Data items
%%

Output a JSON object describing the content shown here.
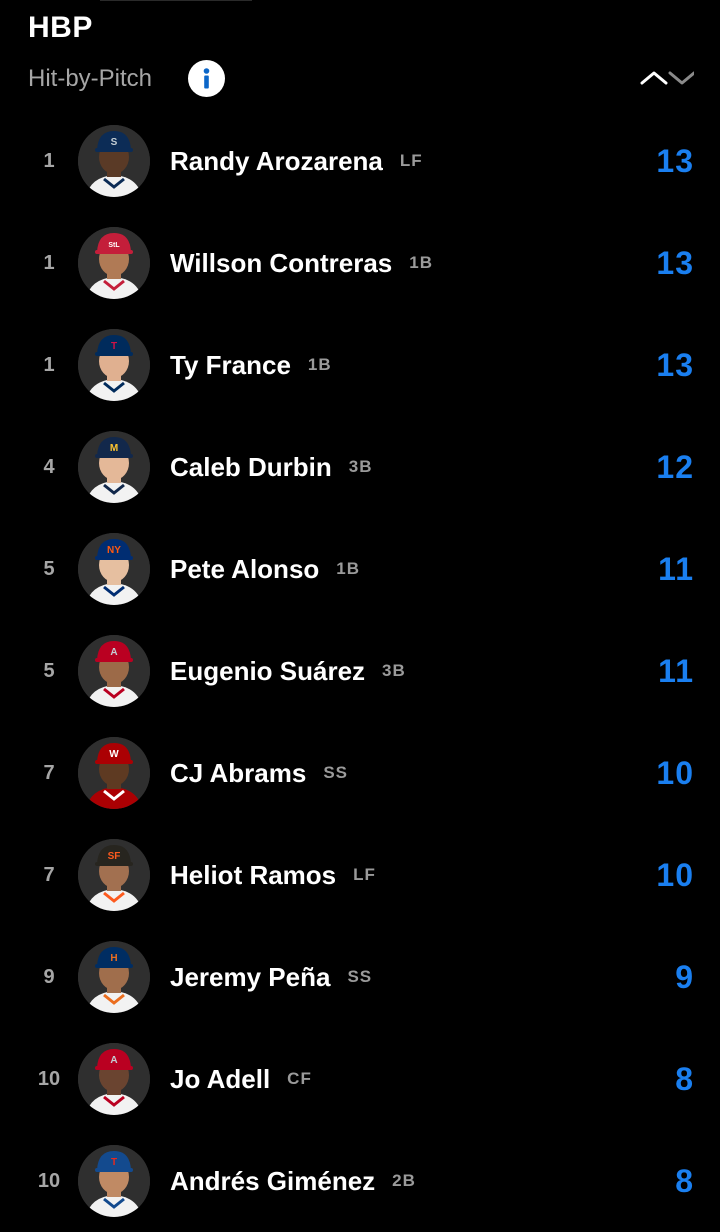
{
  "header": {
    "title": "HBP",
    "subtitle": "Hit-by-Pitch",
    "info_icon": "info-icon",
    "sort_icon": "sort-toggle-icon"
  },
  "colors": {
    "accent": "#1a7ff0",
    "background": "#000000",
    "muted": "#a6a6a6"
  },
  "leaders": [
    {
      "rank": "1",
      "name": "Randy Arozarena",
      "pos": "LF",
      "value": "13",
      "cap": "#0c2c56",
      "cap2": "#0c2c56",
      "logo": "S",
      "logo_color": "#c4ced4",
      "skin": "#5a3a26",
      "jersey": "#f2f2f2",
      "trim": "#0c2c56"
    },
    {
      "rank": "1",
      "name": "Willson Contreras",
      "pos": "1B",
      "value": "13",
      "cap": "#c41e3a",
      "cap2": "#c41e3a",
      "logo": "StL",
      "logo_color": "#ffffff",
      "skin": "#b07a55",
      "jersey": "#f2f2f2",
      "trim": "#c41e3a"
    },
    {
      "rank": "1",
      "name": "Ty France",
      "pos": "1B",
      "value": "13",
      "cap": "#002b5c",
      "cap2": "#002b5c",
      "logo": "T",
      "logo_color": "#d31145",
      "skin": "#e0b090",
      "jersey": "#f2f2f2",
      "trim": "#002b5c"
    },
    {
      "rank": "4",
      "name": "Caleb Durbin",
      "pos": "3B",
      "value": "12",
      "cap": "#12284b",
      "cap2": "#12284b",
      "logo": "M",
      "logo_color": "#ffc52f",
      "skin": "#e4b898",
      "jersey": "#f2f2f2",
      "trim": "#12284b"
    },
    {
      "rank": "5",
      "name": "Pete Alonso",
      "pos": "1B",
      "value": "11",
      "cap": "#002d72",
      "cap2": "#002d72",
      "logo": "NY",
      "logo_color": "#ff5910",
      "skin": "#e6bfa0",
      "jersey": "#f2f2f2",
      "trim": "#002d72"
    },
    {
      "rank": "5",
      "name": "Eugenio Suárez",
      "pos": "3B",
      "value": "11",
      "cap": "#ba0021",
      "cap2": "#ba0021",
      "logo": "A",
      "logo_color": "#c4ced4",
      "skin": "#9c6a48",
      "jersey": "#f2f2f2",
      "trim": "#ba0021"
    },
    {
      "rank": "7",
      "name": "CJ Abrams",
      "pos": "SS",
      "value": "10",
      "cap": "#ab0003",
      "cap2": "#ab0003",
      "logo": "W",
      "logo_color": "#ffffff",
      "skin": "#5e3a22",
      "jersey": "#ab0003",
      "trim": "#ffffff"
    },
    {
      "rank": "7",
      "name": "Heliot Ramos",
      "pos": "LF",
      "value": "10",
      "cap": "#27251f",
      "cap2": "#27251f",
      "logo": "SF",
      "logo_color": "#fd5a1e",
      "skin": "#a27050",
      "jersey": "#f2f2f2",
      "trim": "#fd5a1e"
    },
    {
      "rank": "9",
      "name": "Jeremy Peña",
      "pos": "SS",
      "value": "9",
      "cap": "#002d62",
      "cap2": "#002d62",
      "logo": "H",
      "logo_color": "#eb6e1f",
      "skin": "#a06e4c",
      "jersey": "#f2f2f2",
      "trim": "#eb6e1f"
    },
    {
      "rank": "10",
      "name": "Jo Adell",
      "pos": "CF",
      "value": "8",
      "cap": "#ba0021",
      "cap2": "#ba0021",
      "logo": "A",
      "logo_color": "#c4ced4",
      "skin": "#6a4430",
      "jersey": "#f2f2f2",
      "trim": "#ba0021"
    },
    {
      "rank": "10",
      "name": "Andrés Giménez",
      "pos": "2B",
      "value": "8",
      "cap": "#134a8e",
      "cap2": "#134a8e",
      "logo": "T",
      "logo_color": "#e8291c",
      "skin": "#c08a64",
      "jersey": "#f2f2f2",
      "trim": "#134a8e"
    }
  ]
}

%%

▸ GIVEN EXERCISE: Only a number is wanted: how many lines contain the word "name"?

▸ SOLUTION TO THIS PROBLEM: 11